Context-Inappropriate Capability

Medium
Confidence
93% confidence
Finding
This section operationalizes storm-targeted prospecting using public property records and mailing/contact data to build lead lists for cold outreach. In an agentic automation context, that enables scalable collection and use of homeowner personal data for unsolicited contact, creating privacy, compliance, and misuse risk even if the data sources are nominally public.

Description-Behavior Mismatch

High
Confidence
96% confidence
Finding
This script implements rooftop geocoding and solar/roof estimation logic that is materially unrelated to the skill's declared business-operations and email-automation purpose. In an agent skill, unexplained capability drift is dangerous because it can conceal unauthorized data collection, external API usage, or covert secondary functionality that operators would not expect or approve.

Context-Inappropriate Capability

Medium
Confidence
91% confidence
Finding
The script requires Google Maps and Google Solar API access even though the skill description does not justify any mapping, geolocation, or solar-analysis features. This expands the skill's external communication surface and can expose user-supplied addresses and API secrets to third-party services without a clear business need, increasing privacy, compliance, and abuse risk.

> **Data section**:
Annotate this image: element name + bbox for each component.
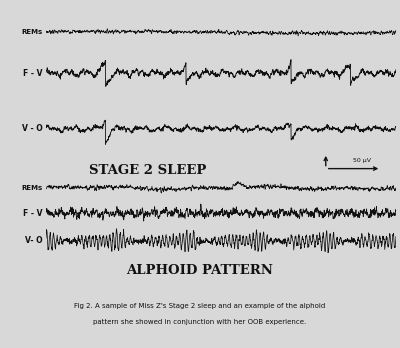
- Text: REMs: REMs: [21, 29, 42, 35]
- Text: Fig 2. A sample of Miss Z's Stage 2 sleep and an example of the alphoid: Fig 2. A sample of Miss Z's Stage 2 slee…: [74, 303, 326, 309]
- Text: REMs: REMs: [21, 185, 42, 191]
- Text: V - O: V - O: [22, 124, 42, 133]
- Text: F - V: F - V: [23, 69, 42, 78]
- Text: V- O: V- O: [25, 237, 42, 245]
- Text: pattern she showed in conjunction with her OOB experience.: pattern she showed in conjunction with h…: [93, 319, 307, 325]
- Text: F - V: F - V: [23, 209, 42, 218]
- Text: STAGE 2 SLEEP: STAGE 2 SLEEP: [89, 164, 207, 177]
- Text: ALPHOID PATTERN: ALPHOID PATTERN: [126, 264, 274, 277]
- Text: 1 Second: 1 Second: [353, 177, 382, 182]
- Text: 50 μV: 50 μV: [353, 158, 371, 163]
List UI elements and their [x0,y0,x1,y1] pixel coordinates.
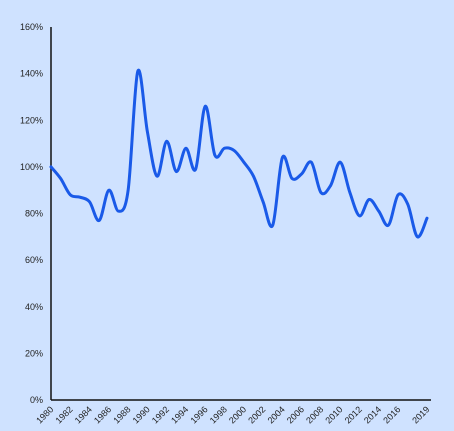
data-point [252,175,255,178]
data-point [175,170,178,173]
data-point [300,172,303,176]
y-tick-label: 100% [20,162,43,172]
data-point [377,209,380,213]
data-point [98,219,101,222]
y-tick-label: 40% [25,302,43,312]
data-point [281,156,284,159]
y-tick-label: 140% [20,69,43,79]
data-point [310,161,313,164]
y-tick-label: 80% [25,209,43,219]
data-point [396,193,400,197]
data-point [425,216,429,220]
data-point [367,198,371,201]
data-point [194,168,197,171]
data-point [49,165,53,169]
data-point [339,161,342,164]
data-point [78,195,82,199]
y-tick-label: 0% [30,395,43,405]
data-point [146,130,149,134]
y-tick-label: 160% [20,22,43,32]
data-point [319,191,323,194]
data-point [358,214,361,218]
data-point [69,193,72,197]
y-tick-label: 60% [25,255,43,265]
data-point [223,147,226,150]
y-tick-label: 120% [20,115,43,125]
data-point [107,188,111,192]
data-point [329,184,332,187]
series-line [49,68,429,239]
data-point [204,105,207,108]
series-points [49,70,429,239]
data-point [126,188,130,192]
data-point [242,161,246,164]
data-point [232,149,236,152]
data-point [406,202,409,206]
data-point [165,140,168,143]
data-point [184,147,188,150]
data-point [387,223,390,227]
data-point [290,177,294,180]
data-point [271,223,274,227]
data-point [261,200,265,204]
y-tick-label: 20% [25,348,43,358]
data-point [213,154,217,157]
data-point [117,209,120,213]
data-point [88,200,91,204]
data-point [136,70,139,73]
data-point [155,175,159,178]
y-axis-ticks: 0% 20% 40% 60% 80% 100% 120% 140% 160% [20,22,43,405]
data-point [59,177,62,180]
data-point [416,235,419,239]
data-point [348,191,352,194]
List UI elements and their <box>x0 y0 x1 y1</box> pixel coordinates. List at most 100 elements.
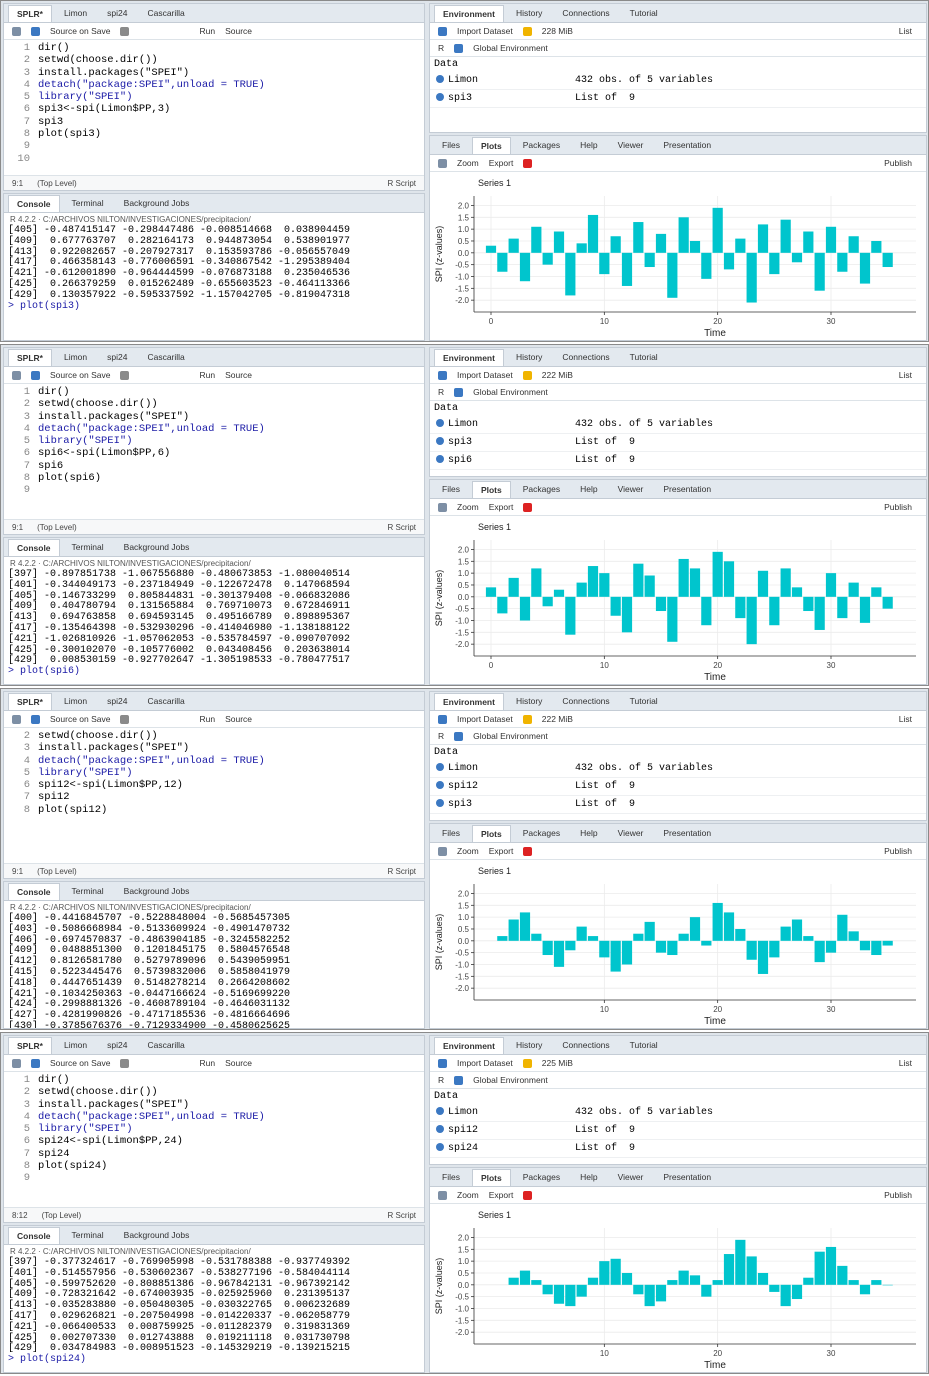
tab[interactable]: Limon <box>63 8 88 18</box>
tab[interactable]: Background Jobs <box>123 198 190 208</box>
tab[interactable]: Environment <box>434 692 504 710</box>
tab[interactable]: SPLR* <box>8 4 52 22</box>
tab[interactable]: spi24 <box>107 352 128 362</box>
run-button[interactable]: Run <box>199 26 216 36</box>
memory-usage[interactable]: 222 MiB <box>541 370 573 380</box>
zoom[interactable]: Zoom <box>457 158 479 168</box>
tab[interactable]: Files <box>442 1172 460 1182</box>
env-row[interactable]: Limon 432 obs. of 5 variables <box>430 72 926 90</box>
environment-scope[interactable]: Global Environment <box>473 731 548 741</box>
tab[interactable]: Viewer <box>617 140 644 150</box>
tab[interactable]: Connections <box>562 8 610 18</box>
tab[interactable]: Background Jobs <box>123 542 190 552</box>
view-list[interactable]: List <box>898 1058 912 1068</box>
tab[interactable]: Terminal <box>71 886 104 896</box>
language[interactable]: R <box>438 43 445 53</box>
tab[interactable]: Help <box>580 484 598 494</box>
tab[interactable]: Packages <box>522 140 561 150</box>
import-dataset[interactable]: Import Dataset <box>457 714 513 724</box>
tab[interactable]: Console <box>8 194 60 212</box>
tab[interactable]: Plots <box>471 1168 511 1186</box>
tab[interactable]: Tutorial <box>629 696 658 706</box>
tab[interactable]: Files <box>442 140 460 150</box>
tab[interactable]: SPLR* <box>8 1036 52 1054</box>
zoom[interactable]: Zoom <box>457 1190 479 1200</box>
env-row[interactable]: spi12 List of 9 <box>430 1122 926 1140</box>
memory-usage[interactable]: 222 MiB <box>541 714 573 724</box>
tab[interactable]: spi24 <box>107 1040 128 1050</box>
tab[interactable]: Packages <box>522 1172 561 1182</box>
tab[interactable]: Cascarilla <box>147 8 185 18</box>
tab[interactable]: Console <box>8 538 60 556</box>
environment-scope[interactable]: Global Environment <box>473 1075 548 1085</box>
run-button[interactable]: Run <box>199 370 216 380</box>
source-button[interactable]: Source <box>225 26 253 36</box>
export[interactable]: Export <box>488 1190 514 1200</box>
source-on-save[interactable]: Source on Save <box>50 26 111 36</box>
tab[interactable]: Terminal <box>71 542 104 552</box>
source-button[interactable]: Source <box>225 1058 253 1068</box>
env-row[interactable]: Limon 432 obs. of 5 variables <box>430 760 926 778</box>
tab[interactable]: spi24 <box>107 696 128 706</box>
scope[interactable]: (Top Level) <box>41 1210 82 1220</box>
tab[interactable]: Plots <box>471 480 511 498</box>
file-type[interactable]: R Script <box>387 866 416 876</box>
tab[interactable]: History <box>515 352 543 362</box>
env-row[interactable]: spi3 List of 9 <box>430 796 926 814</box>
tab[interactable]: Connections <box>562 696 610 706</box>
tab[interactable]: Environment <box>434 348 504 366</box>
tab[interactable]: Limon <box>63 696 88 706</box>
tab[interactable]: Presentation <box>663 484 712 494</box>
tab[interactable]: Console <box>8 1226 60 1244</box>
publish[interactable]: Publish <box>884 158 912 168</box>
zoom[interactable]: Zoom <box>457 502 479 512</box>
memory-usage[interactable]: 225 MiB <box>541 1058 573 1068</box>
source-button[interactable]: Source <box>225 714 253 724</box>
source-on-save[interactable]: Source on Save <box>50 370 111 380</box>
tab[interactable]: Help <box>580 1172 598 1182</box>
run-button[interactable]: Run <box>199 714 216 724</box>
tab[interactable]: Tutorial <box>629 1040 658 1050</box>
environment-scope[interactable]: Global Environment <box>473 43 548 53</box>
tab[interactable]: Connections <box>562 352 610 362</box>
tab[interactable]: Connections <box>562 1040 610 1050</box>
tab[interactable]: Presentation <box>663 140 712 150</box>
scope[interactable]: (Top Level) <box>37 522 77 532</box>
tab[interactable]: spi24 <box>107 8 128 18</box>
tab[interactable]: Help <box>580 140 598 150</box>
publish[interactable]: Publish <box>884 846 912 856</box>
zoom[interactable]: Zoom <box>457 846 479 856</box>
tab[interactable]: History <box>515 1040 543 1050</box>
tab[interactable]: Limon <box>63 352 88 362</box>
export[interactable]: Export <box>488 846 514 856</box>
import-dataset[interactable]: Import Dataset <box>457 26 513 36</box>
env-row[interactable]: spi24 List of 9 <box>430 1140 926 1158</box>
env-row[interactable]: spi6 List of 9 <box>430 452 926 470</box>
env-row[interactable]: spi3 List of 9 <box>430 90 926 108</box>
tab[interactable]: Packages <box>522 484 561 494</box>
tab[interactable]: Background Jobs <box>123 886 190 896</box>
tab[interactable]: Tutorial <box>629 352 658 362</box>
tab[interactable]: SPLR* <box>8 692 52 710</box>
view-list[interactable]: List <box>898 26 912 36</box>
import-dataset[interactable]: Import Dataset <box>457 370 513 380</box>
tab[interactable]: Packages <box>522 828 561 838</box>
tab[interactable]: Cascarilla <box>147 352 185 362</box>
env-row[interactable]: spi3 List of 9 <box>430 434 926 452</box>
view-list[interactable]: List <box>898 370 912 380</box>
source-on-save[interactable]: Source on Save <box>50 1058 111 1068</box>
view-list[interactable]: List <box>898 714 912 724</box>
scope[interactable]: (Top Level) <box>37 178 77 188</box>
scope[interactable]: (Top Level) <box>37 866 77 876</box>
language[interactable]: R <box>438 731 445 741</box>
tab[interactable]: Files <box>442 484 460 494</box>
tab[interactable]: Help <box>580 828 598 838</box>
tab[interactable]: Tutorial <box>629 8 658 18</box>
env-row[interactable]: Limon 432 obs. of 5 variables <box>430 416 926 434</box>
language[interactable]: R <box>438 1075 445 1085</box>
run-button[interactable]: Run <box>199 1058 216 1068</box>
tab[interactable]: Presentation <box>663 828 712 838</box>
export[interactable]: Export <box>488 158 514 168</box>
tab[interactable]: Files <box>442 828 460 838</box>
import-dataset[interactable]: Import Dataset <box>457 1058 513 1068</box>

> **Problem statement**:
In the excerpt of findings above, which two Google services does the script require access to?

> **Solution to the exercise**:
Google Maps and the Google Solar API.